Data shown:
—————
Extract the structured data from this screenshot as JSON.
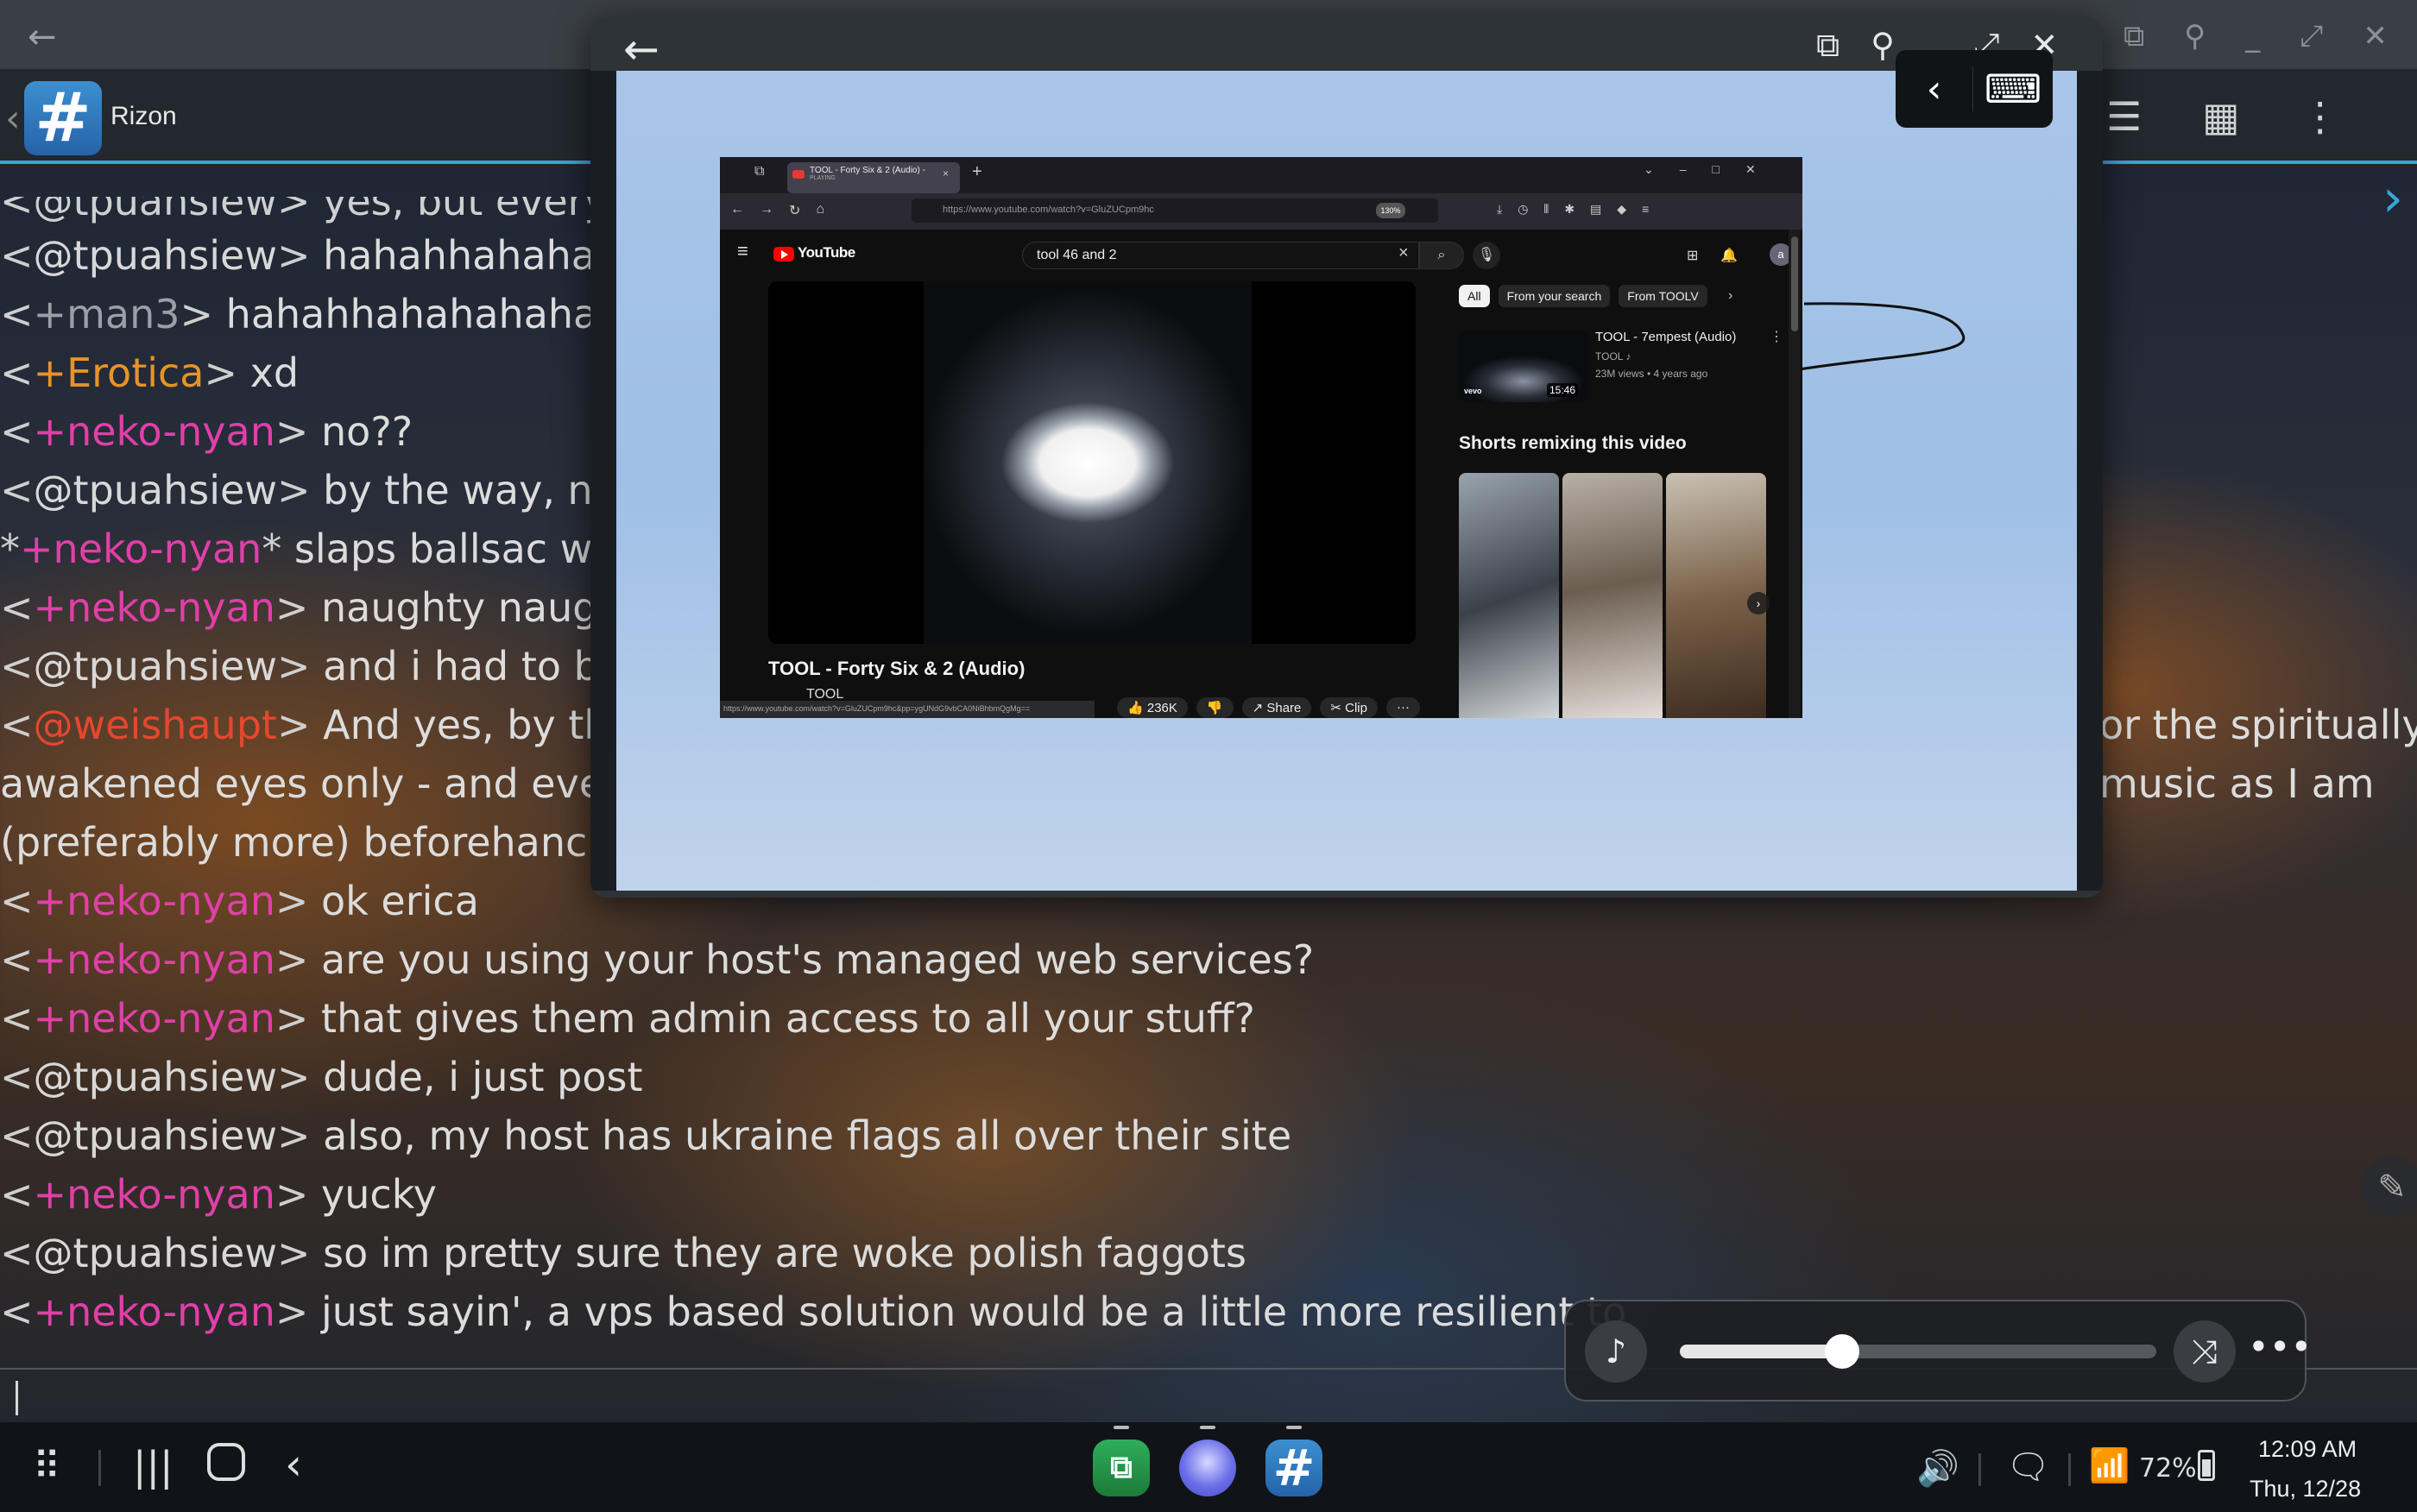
{
  "app": {
    "title": "Rizon",
    "icon": "hashtag-icon",
    "accent": "#3aa5d8"
  },
  "chat": {
    "partial_top_line": "<@tpuahsiew> yes, but every",
    "lines": [
      {
        "open": "<",
        "nick": "@tpuahsiew",
        "close": ">",
        "text": " hahahhahaha",
        "nick_color": "#d8d8d8"
      },
      {
        "open": "<",
        "nick": "+man3",
        "close": ">",
        "text": " hahahhahahahaha",
        "nick_color": "#9aa0a6"
      },
      {
        "open": "<",
        "nick": "+Erotica",
        "close": ">",
        "text": " xd",
        "nick_color": "#e6932a"
      },
      {
        "open": "<",
        "nick": "+neko-nyan",
        "close": ">",
        "text": " no??",
        "nick_color": "#e040a8"
      },
      {
        "open": "<",
        "nick": "@tpuahsiew",
        "close": ">",
        "text": " by the way, ne",
        "nick_color": "#d8d8d8"
      },
      {
        "open": "*",
        "nick": "+neko-nyan",
        "close": "*",
        "text": " slaps ballsac w",
        "nick_color": "#e040a8"
      },
      {
        "open": "<",
        "nick": "+neko-nyan",
        "close": ">",
        "text": " naughty naugl",
        "nick_color": "#e040a8"
      },
      {
        "open": "<",
        "nick": "@tpuahsiew",
        "close": ">",
        "text": " and i had to be",
        "nick_color": "#d8d8d8"
      },
      {
        "open": "<",
        "nick": "@weishaupt",
        "close": ">",
        "text": " And yes, by the",
        "nick_color": "#e5472f",
        "right_text": "or the spiritually"
      },
      {
        "open": "",
        "nick": "",
        "close": "",
        "text": "awakened eyes only - and eve",
        "nick_color": "#d8d8d8",
        "right_text": "music as I am"
      },
      {
        "open": "",
        "nick": "",
        "close": "",
        "text": "(preferably more) beforehanc",
        "nick_color": "#d8d8d8"
      },
      {
        "open": "<",
        "nick": "+neko-nyan",
        "close": ">",
        "text": " ok erica",
        "nick_color": "#e040a8"
      },
      {
        "open": "<",
        "nick": "+neko-nyan",
        "close": ">",
        "text": " are you using your host's managed web services?",
        "nick_color": "#e040a8"
      },
      {
        "open": "<",
        "nick": "+neko-nyan",
        "close": ">",
        "text": " that gives them admin access to all your stuff?",
        "nick_color": "#e040a8"
      },
      {
        "open": "<",
        "nick": "@tpuahsiew",
        "close": ">",
        "text": " dude, i just post",
        "nick_color": "#d8d8d8"
      },
      {
        "open": "<",
        "nick": "@tpuahsiew",
        "close": ">",
        "text": " also, my host has ukraine flags all over their site",
        "nick_color": "#d8d8d8"
      },
      {
        "open": "<",
        "nick": "+neko-nyan",
        "close": ">",
        "text": " yucky",
        "nick_color": "#e040a8"
      },
      {
        "open": "<",
        "nick": "@tpuahsiew",
        "close": ">",
        "text": " so im pretty sure they are woke polish faggots",
        "nick_color": "#d8d8d8"
      },
      {
        "open": "<",
        "nick": "+neko-nyan",
        "close": ">",
        "text": " just sayin', a vps based solution would be a little more resilient to",
        "nick_color": "#e040a8"
      }
    ]
  },
  "popup": {
    "back_icon": "arrow-left-icon",
    "controls": [
      "screenshot-icon",
      "pin-icon",
      "minimize-icon",
      "maximize-icon",
      "close-icon"
    ]
  },
  "browser": {
    "tab": {
      "title": "TOOL - Forty Six & 2 (Audio) -",
      "subtitle": "PLAYING",
      "close": "×"
    },
    "new_tab": "+",
    "url": "https://www.youtube.com/watch?v=GluZUCpm9hc",
    "zoom": "130%",
    "status_url": "https://www.youtube.com/watch?v=GluZUCpm9hc&pp=ygUNdG9vbCA0NiBhbmQgMg==",
    "youtube": {
      "logo": "YouTube",
      "search_value": "tool 46 and 2",
      "avatar": "a",
      "video_title": "TOOL - Forty Six & 2 (Audio)",
      "channel_partial": "TOOL",
      "likes": "236K",
      "share": "Share",
      "clip": "Clip",
      "more": "···",
      "chips": [
        {
          "label": "All",
          "selected": true
        },
        {
          "label": "From your search",
          "selected": false
        },
        {
          "label": "From TOOLV",
          "selected": false
        }
      ],
      "recommended": {
        "title": "TOOL - 7empest (Audio)",
        "channel": "TOOL ♪",
        "meta": "23M views • 4 years ago",
        "duration": "15:46",
        "badge": "vevo"
      },
      "shorts_heading": "Shorts remixing this video"
    }
  },
  "media": {
    "volume_fraction": 0.34,
    "note_icon": "music-note-icon",
    "shuffle_icon": "shuffle-icon",
    "more_label": "•••"
  },
  "taskbar": {
    "battery": "72%",
    "time": "12:09 AM",
    "date": "Thu, 12/28"
  }
}
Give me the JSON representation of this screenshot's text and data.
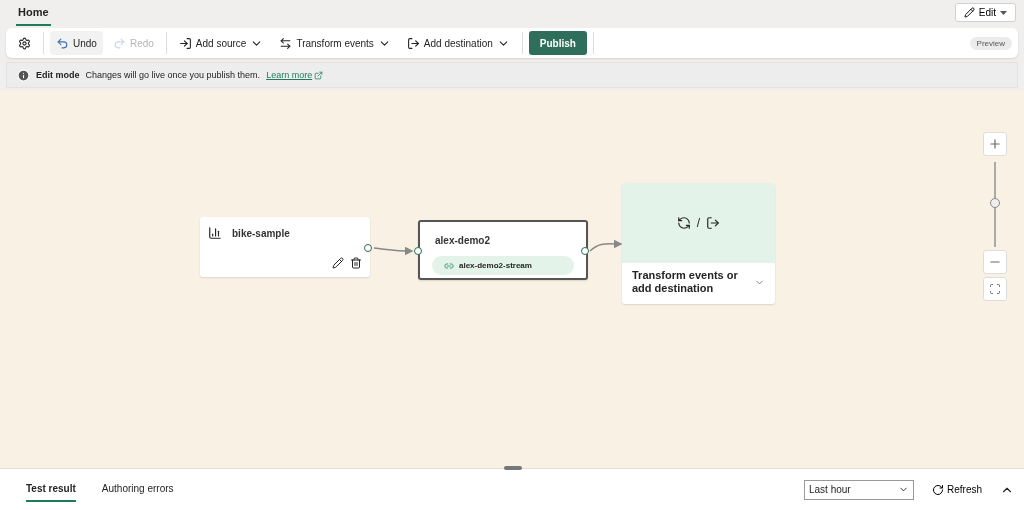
{
  "tabs": [
    {
      "label": "Home",
      "selected": true
    }
  ],
  "edit_button": {
    "label": "Edit"
  },
  "toolbar": {
    "items": [
      {
        "kind": "settings"
      },
      {
        "kind": "undo",
        "label": "Undo",
        "disabled": false
      },
      {
        "kind": "redo",
        "label": "Redo",
        "disabled": true
      },
      {
        "kind": "menu",
        "label": "Add source"
      },
      {
        "kind": "menu",
        "label": "Transform events"
      },
      {
        "kind": "menu",
        "label": "Add destination"
      },
      {
        "kind": "primary",
        "label": "Publish"
      }
    ],
    "badge": "Preview"
  },
  "info_bar": {
    "title": "Edit mode",
    "message": "Changes will go live once you publish them.",
    "link": "Learn more"
  },
  "canvas": {
    "source": {
      "name": "bike-sample"
    },
    "stream": {
      "name": "alex-demo2",
      "chip": "alex-demo2-stream"
    },
    "destination": {
      "separator": "/",
      "label": "Transform events or add destination"
    },
    "zoom": {
      "level": 0.52
    }
  },
  "bottom_panel": {
    "tabs": [
      {
        "label": "Test result",
        "selected": true
      },
      {
        "label": "Authoring errors",
        "selected": false
      }
    ],
    "time_range": "Last hour",
    "refresh": "Refresh"
  }
}
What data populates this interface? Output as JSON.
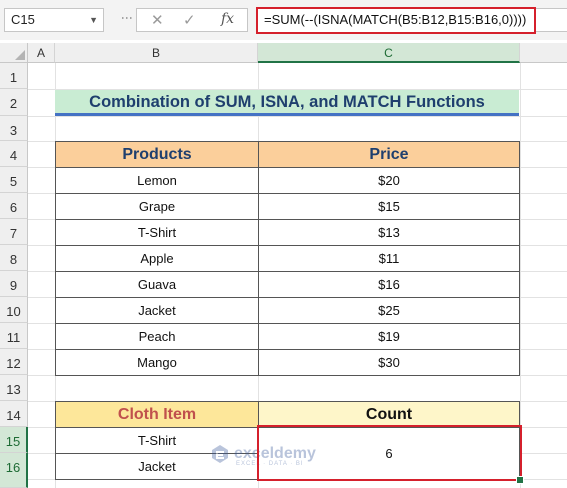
{
  "formula_bar": {
    "name_box": "C15",
    "formula": "=SUM(--(ISNA(MATCH(B5:B12,B15:B16,0))))",
    "cancel_icon": "x-icon",
    "enter_icon": "check-icon",
    "fx_label": "fx"
  },
  "columns": [
    "A",
    "B",
    "C"
  ],
  "rows": [
    "1",
    "2",
    "3",
    "4",
    "5",
    "6",
    "7",
    "8",
    "9",
    "10",
    "11",
    "12",
    "13",
    "14",
    "15",
    "16"
  ],
  "title": "Combination of SUM, ISNA, and MATCH Functions",
  "products_table": {
    "headers": [
      "Products",
      "Price"
    ],
    "rows": [
      [
        "Lemon",
        "$20"
      ],
      [
        "Grape",
        "$15"
      ],
      [
        "T-Shirt",
        "$13"
      ],
      [
        "Apple",
        "$11"
      ],
      [
        "Guava",
        "$16"
      ],
      [
        "Jacket",
        "$25"
      ],
      [
        "Peach",
        "$19"
      ],
      [
        "Mango",
        "$30"
      ]
    ]
  },
  "count_table": {
    "headers": [
      "Cloth Item",
      "Count"
    ],
    "items": [
      "T-Shirt",
      "Jacket"
    ],
    "result": "6"
  },
  "watermark": {
    "name": "exceldemy",
    "tagline": "EXCEL · DATA · BI"
  },
  "colors": {
    "selection_green": "#217346",
    "highlight_red": "#d5202c",
    "title_bg": "#c9ecd3",
    "header_orange": "#fbcf9b",
    "header_yellow": "#fde79a"
  }
}
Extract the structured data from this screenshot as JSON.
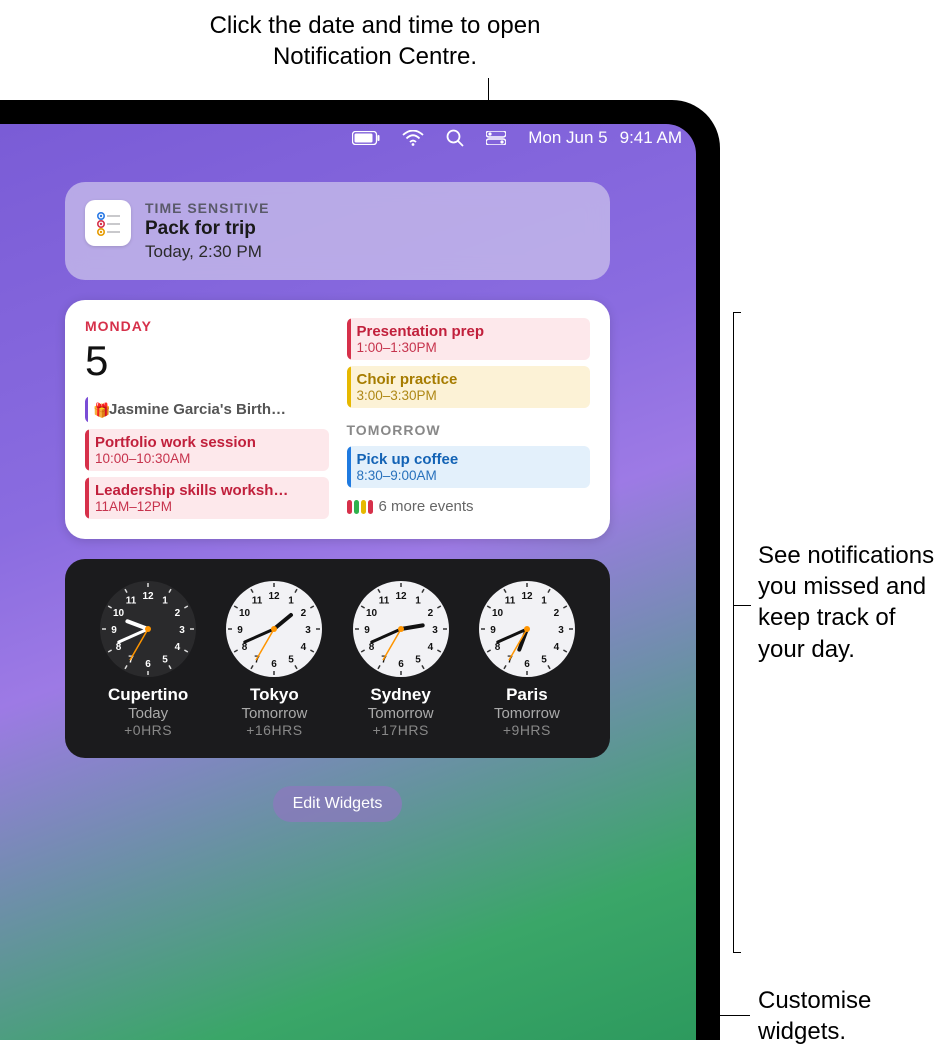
{
  "callouts": {
    "top": "Click the date and time to open Notification Centre.",
    "right_mid": "See notifications you missed and keep track of your day.",
    "right_bot": "Customise widgets."
  },
  "menubar": {
    "date": "Mon Jun 5",
    "time": "9:41 AM"
  },
  "notification": {
    "eyebrow": "TIME SENSITIVE",
    "title": "Pack for trip",
    "subtitle": "Today, 2:30 PM"
  },
  "calendar": {
    "dayname": "MONDAY",
    "daynum": "5",
    "left_events": [
      {
        "kind": "bday",
        "title": "Jasmine Garcia's Birth…"
      },
      {
        "kind": "red",
        "title": "Portfolio work session",
        "time": "10:00–10:30AM"
      },
      {
        "kind": "red",
        "title": "Leadership skills worksh…",
        "time": "11AM–12PM"
      }
    ],
    "right_events": [
      {
        "kind": "red",
        "title": "Presentation prep",
        "time": "1:00–1:30PM"
      },
      {
        "kind": "yellow",
        "title": "Choir practice",
        "time": "3:00–3:30PM"
      }
    ],
    "tomorrow_label": "TOMORROW",
    "tomorrow_event": {
      "kind": "blue",
      "title": "Pick up coffee",
      "time": "8:30–9:00AM"
    },
    "more_label": "6 more events"
  },
  "clocks": [
    {
      "city": "Cupertino",
      "day": "Today",
      "offset": "+0HRS",
      "face": "dark",
      "h": 9,
      "m": 41
    },
    {
      "city": "Tokyo",
      "day": "Tomorrow",
      "offset": "+16HRS",
      "face": "light",
      "h": 1,
      "m": 41
    },
    {
      "city": "Sydney",
      "day": "Tomorrow",
      "offset": "+17HRS",
      "face": "light",
      "h": 2,
      "m": 41
    },
    {
      "city": "Paris",
      "day": "Tomorrow",
      "offset": "+9HRS",
      "face": "light",
      "h": 18,
      "m": 41
    }
  ],
  "edit_button": "Edit Widgets"
}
—————
Stated exercise:
Copy each line that holds the word "your".

Finished answer:
        "text": " are you using your host's managed web services?",
        "text": " that gives them admin access to all your stuff?",
          "label": "From your search",
    "right_mid": "See notifications you missed and keep track of your day.",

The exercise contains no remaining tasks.